WRITTEN EXERCISE: Select the lines of the records containing the word "shown" and list them.

RAW DATA:

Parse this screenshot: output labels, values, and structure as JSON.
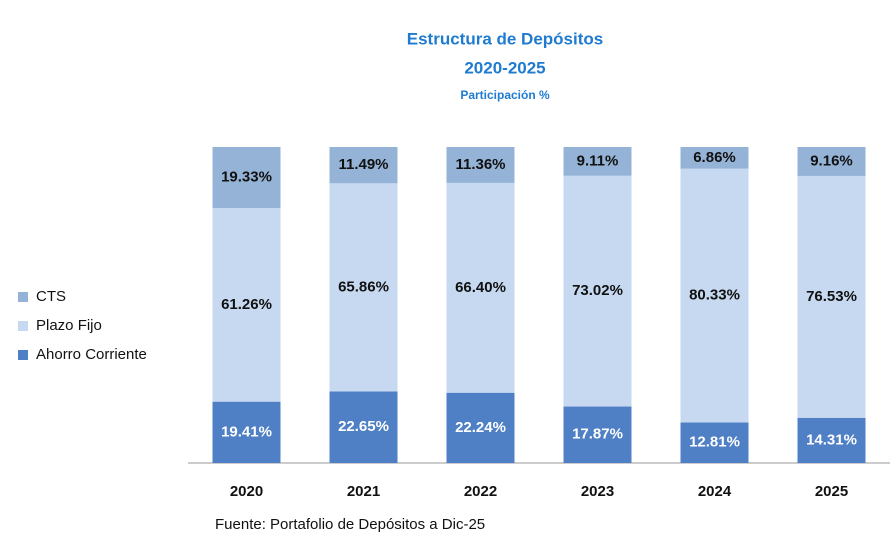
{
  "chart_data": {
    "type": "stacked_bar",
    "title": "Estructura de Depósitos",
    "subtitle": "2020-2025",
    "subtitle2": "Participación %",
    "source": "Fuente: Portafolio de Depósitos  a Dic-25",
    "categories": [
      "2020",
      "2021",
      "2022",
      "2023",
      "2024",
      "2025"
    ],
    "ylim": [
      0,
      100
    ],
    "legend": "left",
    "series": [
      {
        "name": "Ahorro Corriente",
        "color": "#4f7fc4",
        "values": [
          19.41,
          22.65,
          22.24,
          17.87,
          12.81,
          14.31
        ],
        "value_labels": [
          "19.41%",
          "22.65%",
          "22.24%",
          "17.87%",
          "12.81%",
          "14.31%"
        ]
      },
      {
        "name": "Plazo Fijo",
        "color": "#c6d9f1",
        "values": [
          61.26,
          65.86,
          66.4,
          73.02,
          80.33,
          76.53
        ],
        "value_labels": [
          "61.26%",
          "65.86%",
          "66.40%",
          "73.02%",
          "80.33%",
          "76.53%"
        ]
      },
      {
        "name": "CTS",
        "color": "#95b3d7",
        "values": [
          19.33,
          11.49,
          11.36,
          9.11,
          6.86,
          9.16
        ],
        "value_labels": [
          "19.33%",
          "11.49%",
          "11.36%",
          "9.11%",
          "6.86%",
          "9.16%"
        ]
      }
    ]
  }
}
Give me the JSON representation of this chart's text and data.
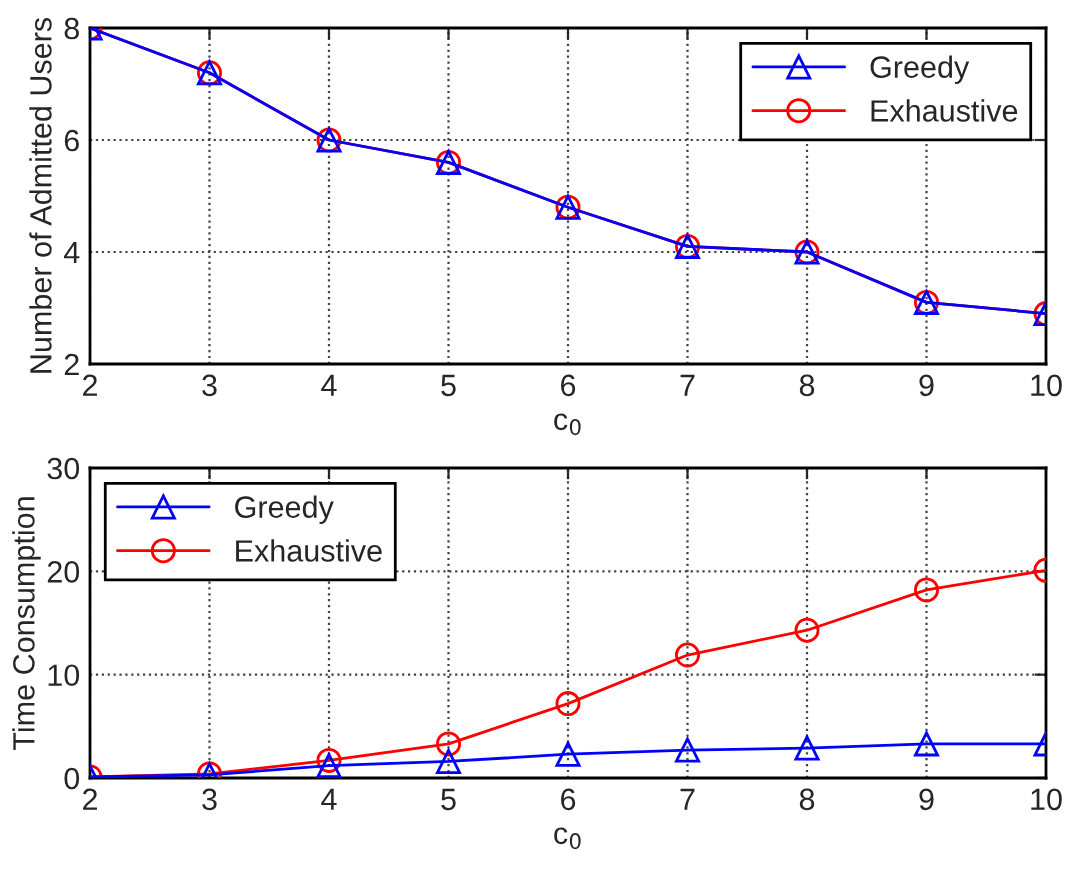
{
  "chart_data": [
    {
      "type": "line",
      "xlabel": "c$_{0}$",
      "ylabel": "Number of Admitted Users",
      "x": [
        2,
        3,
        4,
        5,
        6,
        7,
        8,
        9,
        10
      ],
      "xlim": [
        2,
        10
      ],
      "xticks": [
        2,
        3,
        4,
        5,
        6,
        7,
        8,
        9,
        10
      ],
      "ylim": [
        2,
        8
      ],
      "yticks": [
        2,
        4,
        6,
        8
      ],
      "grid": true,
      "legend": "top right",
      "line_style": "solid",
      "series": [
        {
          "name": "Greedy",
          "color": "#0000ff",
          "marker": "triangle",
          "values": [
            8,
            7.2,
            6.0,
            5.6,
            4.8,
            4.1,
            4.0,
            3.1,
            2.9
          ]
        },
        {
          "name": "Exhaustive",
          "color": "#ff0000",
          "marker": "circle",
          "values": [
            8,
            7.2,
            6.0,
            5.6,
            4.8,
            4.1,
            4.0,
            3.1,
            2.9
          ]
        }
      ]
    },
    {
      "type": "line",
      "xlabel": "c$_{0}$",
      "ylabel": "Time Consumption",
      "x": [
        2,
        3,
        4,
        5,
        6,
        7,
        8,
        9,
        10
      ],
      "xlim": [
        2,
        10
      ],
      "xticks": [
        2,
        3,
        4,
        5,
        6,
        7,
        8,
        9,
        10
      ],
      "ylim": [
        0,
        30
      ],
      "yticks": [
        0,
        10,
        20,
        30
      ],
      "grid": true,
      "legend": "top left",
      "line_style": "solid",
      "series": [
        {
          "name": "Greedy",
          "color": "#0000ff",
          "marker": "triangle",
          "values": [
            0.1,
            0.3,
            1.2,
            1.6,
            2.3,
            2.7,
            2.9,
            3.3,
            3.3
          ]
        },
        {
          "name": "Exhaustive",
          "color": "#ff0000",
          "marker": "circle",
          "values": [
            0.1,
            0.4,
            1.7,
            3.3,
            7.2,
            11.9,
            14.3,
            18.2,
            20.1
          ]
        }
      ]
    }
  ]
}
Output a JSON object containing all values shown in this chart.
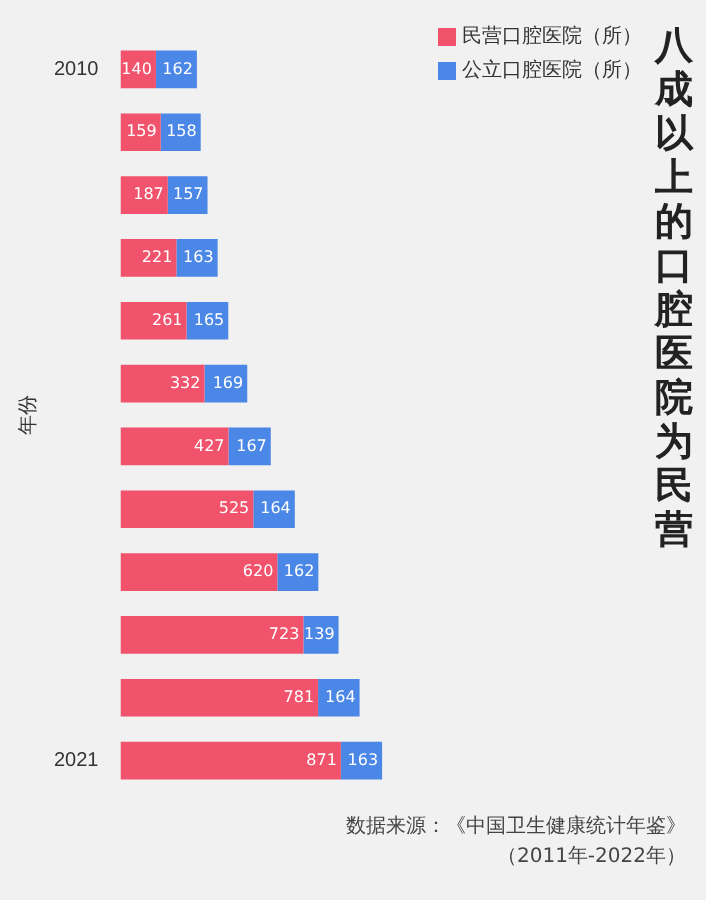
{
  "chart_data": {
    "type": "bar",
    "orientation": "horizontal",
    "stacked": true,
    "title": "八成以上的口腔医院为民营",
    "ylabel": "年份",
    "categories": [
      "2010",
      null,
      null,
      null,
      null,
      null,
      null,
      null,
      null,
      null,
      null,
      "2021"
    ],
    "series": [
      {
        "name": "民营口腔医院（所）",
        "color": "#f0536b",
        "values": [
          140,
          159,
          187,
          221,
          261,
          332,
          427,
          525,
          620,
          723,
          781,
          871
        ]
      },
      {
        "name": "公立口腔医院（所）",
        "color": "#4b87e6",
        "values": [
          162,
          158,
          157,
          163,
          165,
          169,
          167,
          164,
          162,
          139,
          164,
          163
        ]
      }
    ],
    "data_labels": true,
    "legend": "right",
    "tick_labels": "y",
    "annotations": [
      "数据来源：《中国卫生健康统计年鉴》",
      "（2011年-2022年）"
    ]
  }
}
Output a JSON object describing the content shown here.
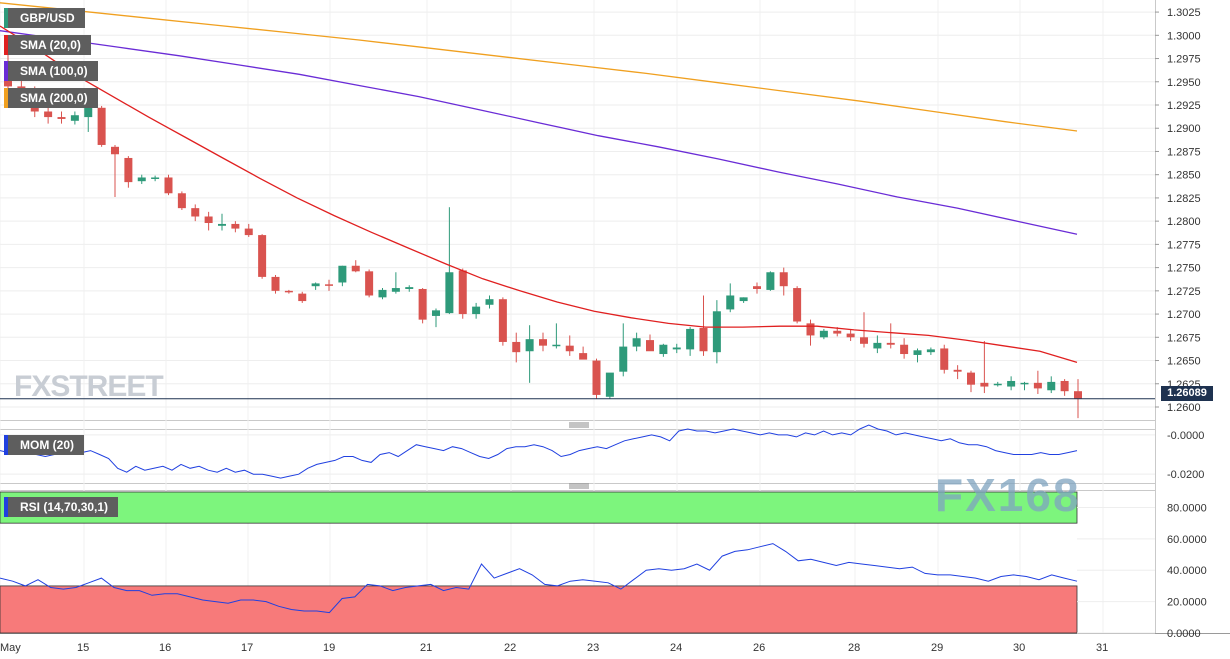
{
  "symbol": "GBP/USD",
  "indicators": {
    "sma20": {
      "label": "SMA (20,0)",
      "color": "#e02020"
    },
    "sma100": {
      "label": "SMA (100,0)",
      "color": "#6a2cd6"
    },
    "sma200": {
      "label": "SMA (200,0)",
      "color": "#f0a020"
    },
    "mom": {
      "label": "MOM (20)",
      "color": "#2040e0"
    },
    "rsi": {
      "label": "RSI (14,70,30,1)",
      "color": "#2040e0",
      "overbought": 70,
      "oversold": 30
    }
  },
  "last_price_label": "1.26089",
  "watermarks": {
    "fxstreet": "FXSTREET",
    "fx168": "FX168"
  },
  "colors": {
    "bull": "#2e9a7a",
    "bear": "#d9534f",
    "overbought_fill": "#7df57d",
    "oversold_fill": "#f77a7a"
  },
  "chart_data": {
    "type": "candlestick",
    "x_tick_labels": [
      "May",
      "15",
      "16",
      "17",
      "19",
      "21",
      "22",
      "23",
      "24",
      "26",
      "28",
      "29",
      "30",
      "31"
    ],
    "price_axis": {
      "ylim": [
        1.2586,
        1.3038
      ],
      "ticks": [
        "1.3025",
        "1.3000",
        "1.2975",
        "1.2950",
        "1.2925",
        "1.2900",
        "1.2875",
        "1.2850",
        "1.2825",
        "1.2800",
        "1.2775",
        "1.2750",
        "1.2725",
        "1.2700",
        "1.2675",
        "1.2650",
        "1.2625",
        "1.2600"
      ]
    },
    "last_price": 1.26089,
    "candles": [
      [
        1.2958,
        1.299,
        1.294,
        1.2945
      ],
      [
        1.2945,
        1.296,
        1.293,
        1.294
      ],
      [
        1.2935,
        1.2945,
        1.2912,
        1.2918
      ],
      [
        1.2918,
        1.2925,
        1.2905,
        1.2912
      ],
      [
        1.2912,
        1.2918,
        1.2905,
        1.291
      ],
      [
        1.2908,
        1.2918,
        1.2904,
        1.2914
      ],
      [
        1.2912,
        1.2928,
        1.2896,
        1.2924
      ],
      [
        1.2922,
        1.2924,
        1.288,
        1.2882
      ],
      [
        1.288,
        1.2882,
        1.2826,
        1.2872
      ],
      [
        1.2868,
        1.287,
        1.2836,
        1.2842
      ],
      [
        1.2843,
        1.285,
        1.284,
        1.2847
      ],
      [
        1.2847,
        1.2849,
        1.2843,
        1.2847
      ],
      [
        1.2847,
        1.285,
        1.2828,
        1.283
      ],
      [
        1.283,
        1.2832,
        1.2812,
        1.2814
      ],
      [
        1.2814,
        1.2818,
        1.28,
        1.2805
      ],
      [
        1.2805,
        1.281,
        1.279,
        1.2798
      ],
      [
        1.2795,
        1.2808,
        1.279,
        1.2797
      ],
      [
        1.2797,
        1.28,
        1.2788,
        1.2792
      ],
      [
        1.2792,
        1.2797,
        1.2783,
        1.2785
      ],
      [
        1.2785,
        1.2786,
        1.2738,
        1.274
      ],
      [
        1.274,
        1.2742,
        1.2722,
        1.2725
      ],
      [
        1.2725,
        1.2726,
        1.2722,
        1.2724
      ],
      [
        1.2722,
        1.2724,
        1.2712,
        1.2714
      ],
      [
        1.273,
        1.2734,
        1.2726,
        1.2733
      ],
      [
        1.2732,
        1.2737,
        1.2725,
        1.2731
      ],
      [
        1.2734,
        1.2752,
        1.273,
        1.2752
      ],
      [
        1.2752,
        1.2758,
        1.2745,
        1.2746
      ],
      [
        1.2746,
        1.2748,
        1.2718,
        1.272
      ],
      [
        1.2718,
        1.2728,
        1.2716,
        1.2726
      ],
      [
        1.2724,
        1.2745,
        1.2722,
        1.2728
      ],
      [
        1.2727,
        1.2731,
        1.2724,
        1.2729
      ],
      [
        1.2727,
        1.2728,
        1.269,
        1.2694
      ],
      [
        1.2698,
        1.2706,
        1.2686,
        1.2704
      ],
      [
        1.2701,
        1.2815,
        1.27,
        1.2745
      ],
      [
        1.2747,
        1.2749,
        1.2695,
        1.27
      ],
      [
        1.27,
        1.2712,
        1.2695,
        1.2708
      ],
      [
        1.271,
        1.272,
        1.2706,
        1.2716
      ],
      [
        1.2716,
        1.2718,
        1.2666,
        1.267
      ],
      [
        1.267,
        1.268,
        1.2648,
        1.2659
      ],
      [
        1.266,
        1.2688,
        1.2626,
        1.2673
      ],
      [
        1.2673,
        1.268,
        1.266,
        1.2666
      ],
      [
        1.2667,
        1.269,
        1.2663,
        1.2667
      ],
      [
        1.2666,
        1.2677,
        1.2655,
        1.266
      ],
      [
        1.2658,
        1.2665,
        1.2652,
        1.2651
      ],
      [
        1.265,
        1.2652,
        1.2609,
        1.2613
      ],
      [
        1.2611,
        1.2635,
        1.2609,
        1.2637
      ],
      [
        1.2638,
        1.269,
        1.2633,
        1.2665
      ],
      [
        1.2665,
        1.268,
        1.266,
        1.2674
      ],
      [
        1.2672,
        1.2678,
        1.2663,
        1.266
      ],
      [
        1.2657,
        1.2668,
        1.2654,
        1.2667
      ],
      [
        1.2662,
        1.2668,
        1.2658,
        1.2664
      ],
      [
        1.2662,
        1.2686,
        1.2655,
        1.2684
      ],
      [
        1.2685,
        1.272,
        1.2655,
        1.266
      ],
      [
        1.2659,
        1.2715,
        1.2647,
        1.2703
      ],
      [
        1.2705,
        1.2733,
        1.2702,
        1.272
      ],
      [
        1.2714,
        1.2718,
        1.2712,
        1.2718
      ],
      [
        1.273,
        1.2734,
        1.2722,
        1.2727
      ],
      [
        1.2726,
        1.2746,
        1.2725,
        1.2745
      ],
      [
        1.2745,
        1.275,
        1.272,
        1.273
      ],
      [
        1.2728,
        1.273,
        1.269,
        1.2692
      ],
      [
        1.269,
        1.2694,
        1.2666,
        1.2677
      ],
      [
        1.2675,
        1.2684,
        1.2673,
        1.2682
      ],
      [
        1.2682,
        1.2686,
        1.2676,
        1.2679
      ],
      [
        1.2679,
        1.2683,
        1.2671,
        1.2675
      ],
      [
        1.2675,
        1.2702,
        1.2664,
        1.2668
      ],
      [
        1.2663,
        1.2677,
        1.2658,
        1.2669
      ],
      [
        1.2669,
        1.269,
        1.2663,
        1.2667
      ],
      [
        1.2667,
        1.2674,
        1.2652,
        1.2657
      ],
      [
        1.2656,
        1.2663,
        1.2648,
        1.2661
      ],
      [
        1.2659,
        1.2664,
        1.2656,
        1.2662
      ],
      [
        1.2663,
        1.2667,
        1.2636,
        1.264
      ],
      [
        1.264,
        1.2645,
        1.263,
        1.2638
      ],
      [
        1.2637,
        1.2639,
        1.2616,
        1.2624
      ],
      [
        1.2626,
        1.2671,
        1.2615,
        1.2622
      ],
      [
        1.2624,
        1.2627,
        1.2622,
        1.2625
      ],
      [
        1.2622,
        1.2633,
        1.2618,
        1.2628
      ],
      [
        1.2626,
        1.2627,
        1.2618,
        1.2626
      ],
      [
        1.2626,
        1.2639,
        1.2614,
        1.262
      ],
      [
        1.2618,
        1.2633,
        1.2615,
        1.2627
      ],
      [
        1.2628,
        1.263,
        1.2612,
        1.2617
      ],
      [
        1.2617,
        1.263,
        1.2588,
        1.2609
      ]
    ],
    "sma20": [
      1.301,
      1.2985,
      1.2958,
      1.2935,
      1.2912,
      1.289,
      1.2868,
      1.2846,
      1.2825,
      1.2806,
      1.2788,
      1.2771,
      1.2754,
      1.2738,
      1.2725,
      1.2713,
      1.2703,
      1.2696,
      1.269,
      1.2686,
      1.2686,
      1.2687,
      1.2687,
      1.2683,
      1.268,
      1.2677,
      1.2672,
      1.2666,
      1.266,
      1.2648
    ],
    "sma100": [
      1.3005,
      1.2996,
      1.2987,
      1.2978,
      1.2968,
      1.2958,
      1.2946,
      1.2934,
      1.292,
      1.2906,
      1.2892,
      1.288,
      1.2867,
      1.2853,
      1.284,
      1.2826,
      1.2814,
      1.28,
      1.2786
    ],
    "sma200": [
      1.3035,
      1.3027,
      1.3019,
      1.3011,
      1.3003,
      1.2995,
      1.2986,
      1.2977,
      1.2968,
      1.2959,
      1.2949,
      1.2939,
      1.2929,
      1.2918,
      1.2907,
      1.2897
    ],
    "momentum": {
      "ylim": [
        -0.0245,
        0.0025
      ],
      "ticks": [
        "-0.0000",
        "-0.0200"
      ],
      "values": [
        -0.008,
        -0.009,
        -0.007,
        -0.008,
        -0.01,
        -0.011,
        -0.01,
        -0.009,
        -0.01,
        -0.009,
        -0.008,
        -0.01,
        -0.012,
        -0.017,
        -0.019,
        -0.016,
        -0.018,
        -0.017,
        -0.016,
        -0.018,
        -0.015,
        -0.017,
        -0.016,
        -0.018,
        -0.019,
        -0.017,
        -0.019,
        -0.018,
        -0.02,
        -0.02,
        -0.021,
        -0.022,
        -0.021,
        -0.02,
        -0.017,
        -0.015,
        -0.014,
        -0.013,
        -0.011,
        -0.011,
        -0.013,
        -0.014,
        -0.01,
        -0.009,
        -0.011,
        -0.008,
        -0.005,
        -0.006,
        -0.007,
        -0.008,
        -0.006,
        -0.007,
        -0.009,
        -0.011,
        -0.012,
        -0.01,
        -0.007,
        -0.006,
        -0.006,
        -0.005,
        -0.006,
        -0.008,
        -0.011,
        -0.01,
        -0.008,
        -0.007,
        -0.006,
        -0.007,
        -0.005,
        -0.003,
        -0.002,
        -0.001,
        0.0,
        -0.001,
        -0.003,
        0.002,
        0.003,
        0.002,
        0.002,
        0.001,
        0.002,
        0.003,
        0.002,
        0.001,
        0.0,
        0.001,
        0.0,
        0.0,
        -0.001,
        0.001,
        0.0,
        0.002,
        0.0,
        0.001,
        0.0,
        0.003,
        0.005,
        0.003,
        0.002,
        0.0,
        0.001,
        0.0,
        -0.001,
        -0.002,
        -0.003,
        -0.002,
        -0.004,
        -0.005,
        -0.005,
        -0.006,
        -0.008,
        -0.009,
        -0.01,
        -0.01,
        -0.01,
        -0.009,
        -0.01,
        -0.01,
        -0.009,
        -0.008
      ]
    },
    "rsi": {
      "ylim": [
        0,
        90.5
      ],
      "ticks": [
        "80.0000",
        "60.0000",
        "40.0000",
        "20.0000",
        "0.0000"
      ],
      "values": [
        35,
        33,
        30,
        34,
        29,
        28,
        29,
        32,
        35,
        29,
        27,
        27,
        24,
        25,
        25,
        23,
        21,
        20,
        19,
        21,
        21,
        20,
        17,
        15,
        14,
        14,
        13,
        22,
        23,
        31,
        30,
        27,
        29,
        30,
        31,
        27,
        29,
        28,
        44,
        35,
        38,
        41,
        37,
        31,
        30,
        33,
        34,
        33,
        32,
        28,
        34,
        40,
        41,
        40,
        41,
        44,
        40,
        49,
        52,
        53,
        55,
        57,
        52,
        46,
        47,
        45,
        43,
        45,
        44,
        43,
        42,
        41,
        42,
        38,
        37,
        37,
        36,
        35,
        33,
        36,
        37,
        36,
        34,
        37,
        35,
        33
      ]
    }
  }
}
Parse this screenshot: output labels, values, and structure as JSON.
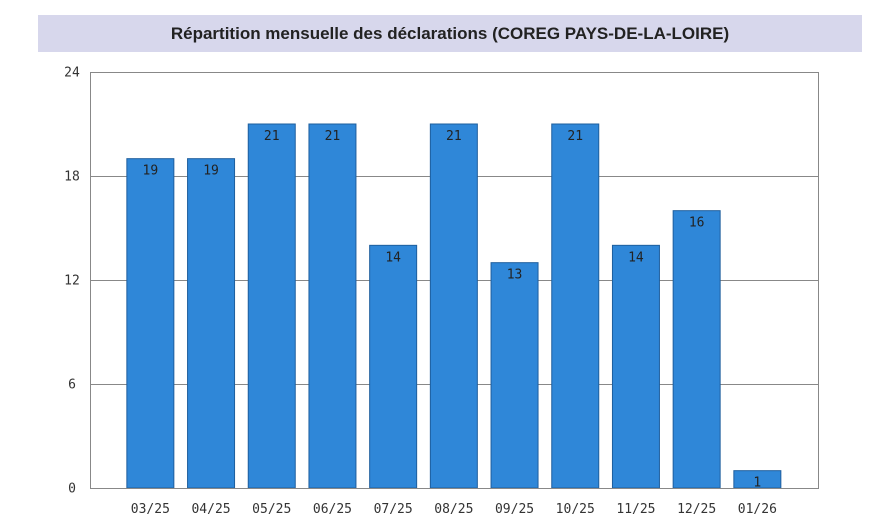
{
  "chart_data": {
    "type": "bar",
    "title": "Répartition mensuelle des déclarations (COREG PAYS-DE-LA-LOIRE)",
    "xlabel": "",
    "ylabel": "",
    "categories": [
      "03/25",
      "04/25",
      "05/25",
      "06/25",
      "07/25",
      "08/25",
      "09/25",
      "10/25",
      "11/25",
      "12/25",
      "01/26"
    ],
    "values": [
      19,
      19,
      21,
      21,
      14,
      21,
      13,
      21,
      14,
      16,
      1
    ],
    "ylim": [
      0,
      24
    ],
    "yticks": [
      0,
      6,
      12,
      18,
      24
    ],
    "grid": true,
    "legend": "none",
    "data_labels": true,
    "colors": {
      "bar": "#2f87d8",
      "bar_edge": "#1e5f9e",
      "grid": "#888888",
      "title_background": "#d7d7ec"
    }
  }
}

COMPLETED TASK:
Output a JSON object containing all values shown in this chart.
Output a JSON object describing the content shown here.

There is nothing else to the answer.